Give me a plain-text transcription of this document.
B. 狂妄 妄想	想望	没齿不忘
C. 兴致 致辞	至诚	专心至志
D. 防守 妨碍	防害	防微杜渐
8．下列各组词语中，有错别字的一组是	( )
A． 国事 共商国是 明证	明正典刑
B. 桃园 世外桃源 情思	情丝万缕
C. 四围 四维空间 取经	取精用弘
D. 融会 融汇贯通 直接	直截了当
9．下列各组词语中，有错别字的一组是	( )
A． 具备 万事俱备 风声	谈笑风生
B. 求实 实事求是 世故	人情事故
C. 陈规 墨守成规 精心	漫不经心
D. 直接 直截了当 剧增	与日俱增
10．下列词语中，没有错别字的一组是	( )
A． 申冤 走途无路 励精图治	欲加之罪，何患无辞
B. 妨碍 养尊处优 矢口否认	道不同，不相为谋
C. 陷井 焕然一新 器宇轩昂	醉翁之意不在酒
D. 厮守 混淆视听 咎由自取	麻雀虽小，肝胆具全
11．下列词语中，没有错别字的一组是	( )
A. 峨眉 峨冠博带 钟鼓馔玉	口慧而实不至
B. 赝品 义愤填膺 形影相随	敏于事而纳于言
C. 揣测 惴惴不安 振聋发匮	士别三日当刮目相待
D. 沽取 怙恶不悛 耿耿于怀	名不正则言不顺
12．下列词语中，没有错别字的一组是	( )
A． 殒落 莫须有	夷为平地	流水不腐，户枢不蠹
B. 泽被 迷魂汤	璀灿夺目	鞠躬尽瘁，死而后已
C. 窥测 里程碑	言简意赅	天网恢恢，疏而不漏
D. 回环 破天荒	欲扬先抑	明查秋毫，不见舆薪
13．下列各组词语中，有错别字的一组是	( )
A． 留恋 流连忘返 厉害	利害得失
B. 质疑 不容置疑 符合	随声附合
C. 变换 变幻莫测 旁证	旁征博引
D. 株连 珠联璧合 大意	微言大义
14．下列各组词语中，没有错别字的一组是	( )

·····

Exercise requirements: Repeat the material word for word, in full.

Answer to the task:
Give me a plain-text transcription of this document.
B. 狂妄 妄想	想望	没齿不忘
C. 兴致 致辞	至诚	专心至志
D. 防守 妨碍	防害	防微杜渐
8．下列各组词语中，有错别字的一组是	( )
A． 国事 共商国是 明证	明正典刑
B. 桃园 世外桃源 情思	情丝万缕
C. 四围 四维空间 取经	取精用弘
D. 融会 融汇贯通 直接	直截了当
9．下列各组词语中，有错别字的一组是	( )
A． 具备 万事俱备 风声	谈笑风生
B. 求实 实事求是 世故	人情事故
C. 陈规 墨守成规 精心	漫不经心
D. 直接 直截了当 剧增	与日俱增
10．下列词语中，没有错别字的一组是	( )
A． 申冤 走途无路 励精图治	欲加之罪，何患无辞
B. 妨碍 养尊处优 矢口否认	道不同，不相为谋
C. 陷井 焕然一新 器宇轩昂	醉翁之意不在酒
D. 厮守 混淆视听 咎由自取	麻雀虽小，肝胆具全
11．下列词语中，没有错别字的一组是	( )
A. 峨眉 峨冠博带 钟鼓馔玉	口慧而实不至
B. 赝品 义愤填膺 形影相随	敏于事而纳于言
C. 揣测 惴惴不安 振聋发匮	士别三日当刮目相待
D. 沽取 怙恶不悛 耿耿于怀	名不正则言不顺
12．下列词语中，没有错别字的一组是	( )
A． 殒落 莫须有	夷为平地	流水不腐，户枢不蠹
B. 泽被 迷魂汤	璀灿夺目	鞠躬尽瘁，死而后已
C. 窥测 里程碑	言简意赅	天网恢恢，疏而不漏
D. 回环 破天荒	欲扬先抑	明查秋毫，不见舆薪
13．下列各组词语中，有错别字的一组是	( )
A． 留恋 流连忘返 厉害	利害得失
B. 质疑 不容置疑 符合	随声附合
C. 变换 变幻莫测 旁证	旁征博引
D. 株连 珠联璧合 大意	微言大义
14．下列各组词语中，没有错别字的一组是	( )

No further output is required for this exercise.